- _Extracted data entries_
####################

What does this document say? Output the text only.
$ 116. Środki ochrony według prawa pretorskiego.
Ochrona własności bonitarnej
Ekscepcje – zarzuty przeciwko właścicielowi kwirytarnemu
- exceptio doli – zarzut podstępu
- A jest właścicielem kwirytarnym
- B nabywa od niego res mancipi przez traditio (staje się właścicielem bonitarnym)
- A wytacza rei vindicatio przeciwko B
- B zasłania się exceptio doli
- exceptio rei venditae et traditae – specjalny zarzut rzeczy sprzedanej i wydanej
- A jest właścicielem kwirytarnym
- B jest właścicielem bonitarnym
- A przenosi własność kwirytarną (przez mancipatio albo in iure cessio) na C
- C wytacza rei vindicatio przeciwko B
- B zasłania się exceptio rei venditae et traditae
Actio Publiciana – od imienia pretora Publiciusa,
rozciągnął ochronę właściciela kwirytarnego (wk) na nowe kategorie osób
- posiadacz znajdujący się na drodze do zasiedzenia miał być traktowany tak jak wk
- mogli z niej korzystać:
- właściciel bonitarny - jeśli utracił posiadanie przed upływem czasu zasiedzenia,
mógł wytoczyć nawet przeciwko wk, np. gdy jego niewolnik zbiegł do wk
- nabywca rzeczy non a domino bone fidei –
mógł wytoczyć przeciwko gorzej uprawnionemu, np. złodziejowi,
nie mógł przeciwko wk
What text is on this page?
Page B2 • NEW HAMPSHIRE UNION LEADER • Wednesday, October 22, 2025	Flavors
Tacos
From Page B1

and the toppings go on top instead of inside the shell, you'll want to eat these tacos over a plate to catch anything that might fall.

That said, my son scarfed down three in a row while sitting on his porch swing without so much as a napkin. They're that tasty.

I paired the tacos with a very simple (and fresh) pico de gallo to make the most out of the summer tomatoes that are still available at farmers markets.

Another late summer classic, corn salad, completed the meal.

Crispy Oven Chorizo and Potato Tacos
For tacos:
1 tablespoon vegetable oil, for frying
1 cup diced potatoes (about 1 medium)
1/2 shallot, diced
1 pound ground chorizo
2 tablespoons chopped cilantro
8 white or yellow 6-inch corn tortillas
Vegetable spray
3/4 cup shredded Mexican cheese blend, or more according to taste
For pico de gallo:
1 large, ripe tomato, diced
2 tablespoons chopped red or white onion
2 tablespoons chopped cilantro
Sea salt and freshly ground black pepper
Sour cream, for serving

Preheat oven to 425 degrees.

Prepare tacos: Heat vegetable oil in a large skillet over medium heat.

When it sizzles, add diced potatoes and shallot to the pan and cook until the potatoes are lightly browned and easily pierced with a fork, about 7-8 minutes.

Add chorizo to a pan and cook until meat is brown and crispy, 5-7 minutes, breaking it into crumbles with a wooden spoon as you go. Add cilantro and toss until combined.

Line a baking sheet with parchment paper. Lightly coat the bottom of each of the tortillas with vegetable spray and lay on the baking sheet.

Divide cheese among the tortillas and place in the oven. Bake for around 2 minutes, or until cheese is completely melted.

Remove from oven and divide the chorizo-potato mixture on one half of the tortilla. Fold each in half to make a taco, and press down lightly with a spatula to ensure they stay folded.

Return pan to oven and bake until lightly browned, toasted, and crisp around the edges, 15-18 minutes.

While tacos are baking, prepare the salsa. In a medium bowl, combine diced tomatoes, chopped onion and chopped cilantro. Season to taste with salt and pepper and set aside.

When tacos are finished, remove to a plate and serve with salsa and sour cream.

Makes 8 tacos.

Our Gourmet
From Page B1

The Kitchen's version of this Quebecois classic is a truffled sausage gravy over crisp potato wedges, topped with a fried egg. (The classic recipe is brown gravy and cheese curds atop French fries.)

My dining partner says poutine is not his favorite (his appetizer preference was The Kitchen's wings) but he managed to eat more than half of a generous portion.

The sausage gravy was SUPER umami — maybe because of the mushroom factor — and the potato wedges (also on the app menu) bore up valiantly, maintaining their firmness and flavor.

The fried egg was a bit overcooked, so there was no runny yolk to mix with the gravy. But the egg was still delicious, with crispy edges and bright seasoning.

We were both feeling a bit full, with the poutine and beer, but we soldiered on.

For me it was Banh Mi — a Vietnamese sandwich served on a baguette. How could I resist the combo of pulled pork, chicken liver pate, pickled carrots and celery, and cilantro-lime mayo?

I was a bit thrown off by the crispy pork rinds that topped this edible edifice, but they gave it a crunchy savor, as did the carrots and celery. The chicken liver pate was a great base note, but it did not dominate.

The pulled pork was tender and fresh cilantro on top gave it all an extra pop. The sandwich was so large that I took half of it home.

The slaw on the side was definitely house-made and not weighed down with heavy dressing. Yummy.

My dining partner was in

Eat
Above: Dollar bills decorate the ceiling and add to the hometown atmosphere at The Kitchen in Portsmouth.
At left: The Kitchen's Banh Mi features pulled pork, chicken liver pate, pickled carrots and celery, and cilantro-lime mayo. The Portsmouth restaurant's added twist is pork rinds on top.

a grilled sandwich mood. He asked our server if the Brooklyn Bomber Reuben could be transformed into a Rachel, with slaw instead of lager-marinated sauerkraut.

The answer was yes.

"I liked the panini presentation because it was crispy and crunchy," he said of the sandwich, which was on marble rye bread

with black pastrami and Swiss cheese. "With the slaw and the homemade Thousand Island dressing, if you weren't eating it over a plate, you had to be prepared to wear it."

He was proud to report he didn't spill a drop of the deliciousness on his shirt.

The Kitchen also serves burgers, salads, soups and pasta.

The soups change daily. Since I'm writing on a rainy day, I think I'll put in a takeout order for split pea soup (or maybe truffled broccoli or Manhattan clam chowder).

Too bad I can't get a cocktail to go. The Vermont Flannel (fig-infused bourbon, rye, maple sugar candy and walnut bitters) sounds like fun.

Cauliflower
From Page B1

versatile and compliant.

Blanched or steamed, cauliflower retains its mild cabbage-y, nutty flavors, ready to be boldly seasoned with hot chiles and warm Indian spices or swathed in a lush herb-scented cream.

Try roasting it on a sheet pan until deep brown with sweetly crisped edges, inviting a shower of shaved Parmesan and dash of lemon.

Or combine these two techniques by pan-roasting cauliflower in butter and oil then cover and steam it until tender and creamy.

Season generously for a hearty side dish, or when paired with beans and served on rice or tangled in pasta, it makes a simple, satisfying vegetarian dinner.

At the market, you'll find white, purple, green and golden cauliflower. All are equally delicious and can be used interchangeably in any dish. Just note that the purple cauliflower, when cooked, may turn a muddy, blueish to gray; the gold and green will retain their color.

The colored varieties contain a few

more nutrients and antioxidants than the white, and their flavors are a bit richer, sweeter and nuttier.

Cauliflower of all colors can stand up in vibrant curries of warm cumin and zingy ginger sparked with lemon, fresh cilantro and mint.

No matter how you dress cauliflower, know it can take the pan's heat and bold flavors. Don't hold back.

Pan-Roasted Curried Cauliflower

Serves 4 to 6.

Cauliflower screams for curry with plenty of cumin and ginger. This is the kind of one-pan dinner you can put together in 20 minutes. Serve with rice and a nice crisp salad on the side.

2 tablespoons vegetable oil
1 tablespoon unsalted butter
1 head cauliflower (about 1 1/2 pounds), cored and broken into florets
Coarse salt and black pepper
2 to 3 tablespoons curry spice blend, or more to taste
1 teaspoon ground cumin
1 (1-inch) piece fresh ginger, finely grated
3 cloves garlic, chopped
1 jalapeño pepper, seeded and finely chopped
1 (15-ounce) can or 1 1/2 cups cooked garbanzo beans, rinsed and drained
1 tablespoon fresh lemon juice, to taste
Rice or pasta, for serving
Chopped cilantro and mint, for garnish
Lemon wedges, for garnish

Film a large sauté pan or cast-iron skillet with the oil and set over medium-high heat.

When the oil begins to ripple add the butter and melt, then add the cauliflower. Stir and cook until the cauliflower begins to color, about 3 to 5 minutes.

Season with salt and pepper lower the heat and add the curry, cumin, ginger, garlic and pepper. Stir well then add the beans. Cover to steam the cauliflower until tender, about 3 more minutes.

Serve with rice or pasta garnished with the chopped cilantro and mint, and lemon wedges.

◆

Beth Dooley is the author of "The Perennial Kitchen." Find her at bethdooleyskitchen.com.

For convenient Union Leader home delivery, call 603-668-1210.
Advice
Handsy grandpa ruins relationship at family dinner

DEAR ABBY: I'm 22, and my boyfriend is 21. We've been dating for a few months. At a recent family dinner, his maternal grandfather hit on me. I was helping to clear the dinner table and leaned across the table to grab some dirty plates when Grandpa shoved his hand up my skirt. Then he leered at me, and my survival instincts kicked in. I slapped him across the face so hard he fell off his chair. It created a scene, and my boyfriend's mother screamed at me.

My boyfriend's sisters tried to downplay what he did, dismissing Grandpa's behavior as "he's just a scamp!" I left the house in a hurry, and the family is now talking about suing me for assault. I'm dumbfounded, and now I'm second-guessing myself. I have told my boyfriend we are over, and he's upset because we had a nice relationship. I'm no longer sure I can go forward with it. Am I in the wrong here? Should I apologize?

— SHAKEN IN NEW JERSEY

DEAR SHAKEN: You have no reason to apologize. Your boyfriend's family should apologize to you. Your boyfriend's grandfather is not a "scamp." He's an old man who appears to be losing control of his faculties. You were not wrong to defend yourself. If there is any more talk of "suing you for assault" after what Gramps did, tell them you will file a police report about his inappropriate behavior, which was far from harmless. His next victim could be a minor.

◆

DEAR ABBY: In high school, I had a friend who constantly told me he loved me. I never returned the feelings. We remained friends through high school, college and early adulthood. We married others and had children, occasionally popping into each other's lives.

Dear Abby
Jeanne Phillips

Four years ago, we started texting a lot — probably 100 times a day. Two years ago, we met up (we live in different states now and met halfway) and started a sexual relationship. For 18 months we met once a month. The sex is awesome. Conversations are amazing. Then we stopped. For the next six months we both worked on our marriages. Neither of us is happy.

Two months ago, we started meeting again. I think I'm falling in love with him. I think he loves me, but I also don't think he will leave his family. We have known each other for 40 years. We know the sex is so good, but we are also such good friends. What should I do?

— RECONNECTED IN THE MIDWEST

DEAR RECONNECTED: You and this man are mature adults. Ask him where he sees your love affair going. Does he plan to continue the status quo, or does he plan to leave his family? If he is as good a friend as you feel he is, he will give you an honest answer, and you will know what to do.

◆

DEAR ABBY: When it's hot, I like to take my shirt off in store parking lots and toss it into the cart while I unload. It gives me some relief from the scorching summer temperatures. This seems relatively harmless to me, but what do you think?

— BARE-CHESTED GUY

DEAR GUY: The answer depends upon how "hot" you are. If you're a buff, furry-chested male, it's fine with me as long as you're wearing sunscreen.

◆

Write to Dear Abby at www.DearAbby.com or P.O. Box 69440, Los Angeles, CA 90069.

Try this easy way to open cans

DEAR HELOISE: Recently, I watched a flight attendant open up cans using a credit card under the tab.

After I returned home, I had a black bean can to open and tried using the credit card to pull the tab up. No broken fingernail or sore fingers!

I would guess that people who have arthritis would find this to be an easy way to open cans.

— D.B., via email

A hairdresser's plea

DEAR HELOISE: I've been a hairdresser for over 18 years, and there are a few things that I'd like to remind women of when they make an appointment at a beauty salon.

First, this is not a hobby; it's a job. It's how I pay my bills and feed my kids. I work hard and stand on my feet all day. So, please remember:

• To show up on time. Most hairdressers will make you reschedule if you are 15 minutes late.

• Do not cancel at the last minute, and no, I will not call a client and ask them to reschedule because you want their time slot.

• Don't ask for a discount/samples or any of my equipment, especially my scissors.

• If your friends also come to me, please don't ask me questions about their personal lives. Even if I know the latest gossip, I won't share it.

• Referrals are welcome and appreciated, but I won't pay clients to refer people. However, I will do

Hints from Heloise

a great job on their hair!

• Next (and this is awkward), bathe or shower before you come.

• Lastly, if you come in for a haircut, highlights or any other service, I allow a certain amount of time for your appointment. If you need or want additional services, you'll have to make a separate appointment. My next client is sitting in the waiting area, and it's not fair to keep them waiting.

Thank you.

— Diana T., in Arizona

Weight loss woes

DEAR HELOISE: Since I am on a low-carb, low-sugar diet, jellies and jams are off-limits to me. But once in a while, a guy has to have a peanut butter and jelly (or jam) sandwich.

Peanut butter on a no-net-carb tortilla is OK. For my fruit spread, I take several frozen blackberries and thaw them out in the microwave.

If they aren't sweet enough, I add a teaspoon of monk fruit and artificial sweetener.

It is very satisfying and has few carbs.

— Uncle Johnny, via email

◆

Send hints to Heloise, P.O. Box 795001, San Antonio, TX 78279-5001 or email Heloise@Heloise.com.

####################

- _GIVEN TASK_
Select every line where the word "roasting" occurs.

- _RESULT FOR THIS EXERCISE_
Try roasting it on a sheet pan until deep brown with sweetly crisped edges, inviting a shower of shaved Parmesan and dash of lemon.
Or combine these two techniques by pan-roasting cauliflower in butter and oil then cover and steam it until tender and creamy.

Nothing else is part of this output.